## Tujuan 1
Tuliskan kembali listing mulai dari baris pertamanya sampai baris yang memuat "option-a: A: 与破坏面上的剪应力有关，与正应力无关", keduanya ikut, dengan mengganti "单选题" menjadi "选择题" dan membiarkan bagian lain tetap sama.

## Kutipan Dokumen
******
Tek… Tek…

TEK… TEK… Bunyi jam dinding ruang rapat Sekretariat Bahana malam itu. Kru kelelahan dengan ‘makanan sehari-hari’—riset, wawancara, analisis dan menulis. Rabu, 13 Oktober 2010, pukul 23.45. Made, Aang, dan Gio membaringkan badan. Kami tertidur.

Lepas penat. Kimteng Puswil Soeman HS jadi alternatif tempat diskusi

Tidur cepat malam itu emang disengaja. Esok, Kamis, 14 Oktober 2010, tepat pukul 10.00 pagi, ada janji wawancara dengan Suayatno, Wakil Bupati Bengkalis, di Bengkalis. Ia juga alumni FKIP Universitas Riau. Tepat waktu adalah standar kami di Bahana.

Tengah malam berlalu. Jam dinding ruang rapat menunjuk angka 02.10 subuh. Amoy bangunkan kami. “Udah jam dua, ayo berangkat,” kata Amoy. Cuci muka. Ambil tas pakaian, termos nasi, galon air, serta lauk pauk yang kami masak tadi sore. “Irit pengeluaran,” alasan Amoy.

Semua siap. Aang ambil kemudi Avanza silver yang kami sewa selama dua hari. Kami tinggalkan sekretariat Bahana tepat pukul 02.30. Kantuk kami lawan.

Beragam genre musik sengaja kami stel temani perjalanan. Mulai slow rock, disco, sampai dangdut. “Gile-gile kerja kite ni,” kata Made. Jika berpikir lazim, emang gila. Tapi ini bagian dari perjuangan. Tanggung jawab tetap sebuah hal yang harus ditunaikan.

Sembari bermusik, diskusi ngalor-ngidul pun hadir. Hilangkan ngantuk, itu pasti. Mulai soal Bahana, kampus, politik, ekonomi, budaya, bahkan gosip seputar selebritis pun dibahas.
******
## Data yang Digunakan
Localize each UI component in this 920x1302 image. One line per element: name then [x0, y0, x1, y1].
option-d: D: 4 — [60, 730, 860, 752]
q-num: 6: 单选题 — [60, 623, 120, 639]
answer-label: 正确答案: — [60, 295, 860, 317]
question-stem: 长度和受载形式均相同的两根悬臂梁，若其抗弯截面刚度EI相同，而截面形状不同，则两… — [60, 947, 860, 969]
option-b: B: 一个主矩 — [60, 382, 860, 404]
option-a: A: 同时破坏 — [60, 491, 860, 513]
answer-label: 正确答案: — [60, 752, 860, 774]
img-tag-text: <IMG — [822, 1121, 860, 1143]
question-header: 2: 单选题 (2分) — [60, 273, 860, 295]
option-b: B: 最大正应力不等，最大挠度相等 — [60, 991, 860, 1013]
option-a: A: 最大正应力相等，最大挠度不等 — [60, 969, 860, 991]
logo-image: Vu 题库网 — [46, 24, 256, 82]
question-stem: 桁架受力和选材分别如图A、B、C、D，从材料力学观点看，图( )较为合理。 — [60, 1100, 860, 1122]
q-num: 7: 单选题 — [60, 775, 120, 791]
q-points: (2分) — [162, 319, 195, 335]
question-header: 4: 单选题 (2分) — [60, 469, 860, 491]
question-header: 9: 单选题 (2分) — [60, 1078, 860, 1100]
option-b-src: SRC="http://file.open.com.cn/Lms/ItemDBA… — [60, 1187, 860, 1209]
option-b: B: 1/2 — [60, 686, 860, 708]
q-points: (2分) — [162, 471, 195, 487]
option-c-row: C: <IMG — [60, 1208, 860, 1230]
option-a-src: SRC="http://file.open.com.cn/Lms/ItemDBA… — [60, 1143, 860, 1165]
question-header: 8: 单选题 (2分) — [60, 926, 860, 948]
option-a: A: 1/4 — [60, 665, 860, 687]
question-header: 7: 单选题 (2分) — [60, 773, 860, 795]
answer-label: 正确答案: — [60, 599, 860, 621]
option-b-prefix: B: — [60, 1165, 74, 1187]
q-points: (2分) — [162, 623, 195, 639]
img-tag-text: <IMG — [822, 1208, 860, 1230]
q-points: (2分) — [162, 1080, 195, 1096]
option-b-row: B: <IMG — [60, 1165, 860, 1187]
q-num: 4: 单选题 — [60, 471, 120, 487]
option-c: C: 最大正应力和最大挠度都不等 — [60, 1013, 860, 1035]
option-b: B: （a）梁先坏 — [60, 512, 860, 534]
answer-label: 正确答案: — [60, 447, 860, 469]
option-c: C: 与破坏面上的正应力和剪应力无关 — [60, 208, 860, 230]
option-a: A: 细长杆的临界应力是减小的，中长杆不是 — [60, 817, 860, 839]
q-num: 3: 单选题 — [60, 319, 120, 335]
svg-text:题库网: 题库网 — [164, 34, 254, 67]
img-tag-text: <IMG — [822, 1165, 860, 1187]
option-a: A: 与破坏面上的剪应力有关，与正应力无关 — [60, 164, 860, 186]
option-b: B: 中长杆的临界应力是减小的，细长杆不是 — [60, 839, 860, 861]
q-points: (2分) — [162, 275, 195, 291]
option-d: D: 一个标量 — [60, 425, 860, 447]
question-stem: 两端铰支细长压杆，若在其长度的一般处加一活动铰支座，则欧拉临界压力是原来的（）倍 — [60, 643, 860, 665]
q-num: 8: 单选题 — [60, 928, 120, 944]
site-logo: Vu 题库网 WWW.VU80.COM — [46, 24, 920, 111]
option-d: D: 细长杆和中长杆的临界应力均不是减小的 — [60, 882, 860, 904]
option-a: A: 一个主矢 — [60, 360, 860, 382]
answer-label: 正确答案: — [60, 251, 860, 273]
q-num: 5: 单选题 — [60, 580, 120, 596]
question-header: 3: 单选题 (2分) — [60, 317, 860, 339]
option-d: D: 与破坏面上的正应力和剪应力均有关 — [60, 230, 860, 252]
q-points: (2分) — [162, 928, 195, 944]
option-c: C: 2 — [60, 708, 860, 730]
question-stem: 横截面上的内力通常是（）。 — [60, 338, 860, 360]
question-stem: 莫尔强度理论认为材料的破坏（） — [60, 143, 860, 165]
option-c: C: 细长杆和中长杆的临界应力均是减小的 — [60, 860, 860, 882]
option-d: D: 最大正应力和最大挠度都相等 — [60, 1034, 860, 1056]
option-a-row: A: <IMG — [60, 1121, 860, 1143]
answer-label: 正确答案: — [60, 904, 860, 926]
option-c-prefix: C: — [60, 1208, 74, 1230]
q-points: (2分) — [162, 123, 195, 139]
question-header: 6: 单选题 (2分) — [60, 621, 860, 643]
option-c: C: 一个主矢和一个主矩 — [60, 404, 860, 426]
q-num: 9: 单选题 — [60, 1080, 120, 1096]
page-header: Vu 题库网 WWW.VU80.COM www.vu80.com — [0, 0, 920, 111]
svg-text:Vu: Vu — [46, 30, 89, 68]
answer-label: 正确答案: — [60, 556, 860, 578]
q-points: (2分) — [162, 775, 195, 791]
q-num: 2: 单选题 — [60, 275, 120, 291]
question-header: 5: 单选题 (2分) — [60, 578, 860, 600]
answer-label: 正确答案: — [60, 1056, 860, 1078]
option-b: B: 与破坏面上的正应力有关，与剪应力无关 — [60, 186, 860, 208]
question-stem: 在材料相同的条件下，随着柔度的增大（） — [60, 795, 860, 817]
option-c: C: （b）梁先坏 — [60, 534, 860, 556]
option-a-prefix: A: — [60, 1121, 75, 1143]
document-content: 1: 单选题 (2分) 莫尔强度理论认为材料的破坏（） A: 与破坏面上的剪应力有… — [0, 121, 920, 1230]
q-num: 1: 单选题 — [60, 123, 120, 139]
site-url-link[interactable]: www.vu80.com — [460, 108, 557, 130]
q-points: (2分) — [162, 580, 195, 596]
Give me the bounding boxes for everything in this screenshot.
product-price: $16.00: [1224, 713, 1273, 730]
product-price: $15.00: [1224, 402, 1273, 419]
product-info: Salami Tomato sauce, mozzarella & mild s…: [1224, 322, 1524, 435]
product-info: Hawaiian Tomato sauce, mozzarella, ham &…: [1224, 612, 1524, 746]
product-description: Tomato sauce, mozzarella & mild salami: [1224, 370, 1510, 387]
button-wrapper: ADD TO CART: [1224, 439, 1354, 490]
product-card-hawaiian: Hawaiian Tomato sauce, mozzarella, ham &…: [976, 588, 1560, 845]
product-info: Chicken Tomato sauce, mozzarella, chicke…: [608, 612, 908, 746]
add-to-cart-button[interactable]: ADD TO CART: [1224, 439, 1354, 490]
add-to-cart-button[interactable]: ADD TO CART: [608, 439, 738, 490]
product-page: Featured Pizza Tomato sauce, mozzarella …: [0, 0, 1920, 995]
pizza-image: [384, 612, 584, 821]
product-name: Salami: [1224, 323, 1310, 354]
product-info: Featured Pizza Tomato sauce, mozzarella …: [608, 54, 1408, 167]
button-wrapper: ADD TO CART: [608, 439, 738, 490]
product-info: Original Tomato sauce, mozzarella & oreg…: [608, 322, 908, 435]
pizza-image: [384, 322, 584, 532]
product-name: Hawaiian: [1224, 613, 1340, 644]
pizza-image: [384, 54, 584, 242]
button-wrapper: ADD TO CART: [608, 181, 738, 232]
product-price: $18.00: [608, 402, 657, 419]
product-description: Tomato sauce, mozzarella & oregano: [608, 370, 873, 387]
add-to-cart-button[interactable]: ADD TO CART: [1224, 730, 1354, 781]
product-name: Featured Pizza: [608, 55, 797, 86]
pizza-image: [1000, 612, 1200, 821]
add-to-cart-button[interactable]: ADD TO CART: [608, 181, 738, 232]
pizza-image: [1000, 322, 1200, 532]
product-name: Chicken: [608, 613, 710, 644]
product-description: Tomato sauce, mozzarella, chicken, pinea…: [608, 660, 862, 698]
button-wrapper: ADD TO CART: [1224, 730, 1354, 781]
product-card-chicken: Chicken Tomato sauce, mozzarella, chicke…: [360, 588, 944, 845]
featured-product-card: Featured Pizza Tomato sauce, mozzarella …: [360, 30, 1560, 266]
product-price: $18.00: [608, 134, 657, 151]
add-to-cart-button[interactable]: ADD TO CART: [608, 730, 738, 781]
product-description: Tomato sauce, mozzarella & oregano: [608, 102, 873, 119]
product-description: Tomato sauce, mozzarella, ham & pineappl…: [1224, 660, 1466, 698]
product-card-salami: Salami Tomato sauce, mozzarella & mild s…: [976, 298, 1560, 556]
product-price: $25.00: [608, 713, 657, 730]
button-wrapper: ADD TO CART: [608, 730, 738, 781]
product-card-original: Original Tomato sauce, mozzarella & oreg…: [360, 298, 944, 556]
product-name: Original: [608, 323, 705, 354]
******
## Tujuan 2
Jawab pertanyaan berikut berdasarkan kutipan dokumen:
(a) Kapan janji wawancara dengan Suayatno dijadwalkan?
(b) Mobil apa yang disewa untuk perjalanan, dan untuk berapa lama?
(c) Apa alasan yang disebut Amoy untuk membawa nasi, air, dan lauk pauk sendiri?

## Jawaban Tertulis 1
Localize each UI component in this 920x1302 image. One line per element: name then [x0, y0, x1, y1].
option-d: D: 4 — [60, 730, 860, 752]
q-num: 6: 选择题 — [60, 623, 120, 639]
answer-label: 正确答案: — [60, 295, 860, 317]
question-stem: 长度和受载形式均相同的两根悬臂梁，若其抗弯截面刚度EI相同，而截面形状不同，则两… — [60, 947, 860, 969]
option-b: B: 一个主矩 — [60, 382, 860, 404]
option-a: A: 同时破坏 — [60, 491, 860, 513]
answer-label: 正确答案: — [60, 752, 860, 774]
img-tag-text: <IMG — [822, 1121, 860, 1143]
question-header: 2: 选择题 (2分) — [60, 273, 860, 295]
option-b: B: 最大正应力不等，最大挠度相等 — [60, 991, 860, 1013]
option-a: A: 最大正应力相等，最大挠度不等 — [60, 969, 860, 991]
logo-image: Vu 题库网 — [46, 24, 256, 82]
question-stem: 桁架受力和选材分别如图A、B、C、D，从材料力学观点看，图( )较为合理。 — [60, 1100, 860, 1122]
q-num: 7: 选择题 — [60, 775, 120, 791]
q-points: (2分) — [162, 319, 195, 335]
question-header: 4: 选择题 (2分) — [60, 469, 860, 491]
question-header: 9: 选择题 (2分) — [60, 1078, 860, 1100]
option-b-src: SRC="http://file.open.com.cn/Lms/ItemDBA… — [60, 1187, 860, 1209]
option-b: B: 1/2 — [60, 686, 860, 708]
q-points: (2分) — [162, 471, 195, 487]
option-c-row: C: <IMG — [60, 1208, 860, 1230]
option-a-src: SRC="http://file.open.com.cn/Lms/ItemDBA… — [60, 1143, 860, 1165]
question-header: 8: 选择题 (2分) — [60, 926, 860, 948]
option-a: A: 1/4 — [60, 665, 860, 687]
question-header: 7: 选择题 (2分) — [60, 773, 860, 795]
answer-label: 正确答案: — [60, 599, 860, 621]
option-b-prefix: B: — [60, 1165, 74, 1187]
q-points: (2分) — [162, 623, 195, 639]
img-tag-text: <IMG — [822, 1208, 860, 1230]
q-points: (2分) — [162, 1080, 195, 1096]
option-b-row: B: <IMG — [60, 1165, 860, 1187]
q-num: 4: 选择题 — [60, 471, 120, 487]
option-c: C: 最大正应力和最大挠度都不等 — [60, 1013, 860, 1035]
option-b: B: （a）梁先坏 — [60, 512, 860, 534]
answer-label: 正确答案: — [60, 447, 860, 469]
option-c: C: 与破坏面上的正应力和剪应力无关 — [60, 208, 860, 230]
option-a: A: 细长杆的临界应力是减小的，中长杆不是 — [60, 817, 860, 839]
q-num: 3: 选择题 — [60, 319, 120, 335]
svg-text:题库网: 题库网 — [164, 34, 254, 67]
img-tag-text: <IMG — [822, 1165, 860, 1187]
option-a: A: 与破坏面上的剪应力有关，与正应力无关 — [60, 164, 860, 186]

## Jawaban Tertulis 2
(a) Kamis, 14 Oktober 2010, pukul 10.00 pagi.
(b) Avanza silver, disewa selama dua hari.
(c) "Irit pengeluaran."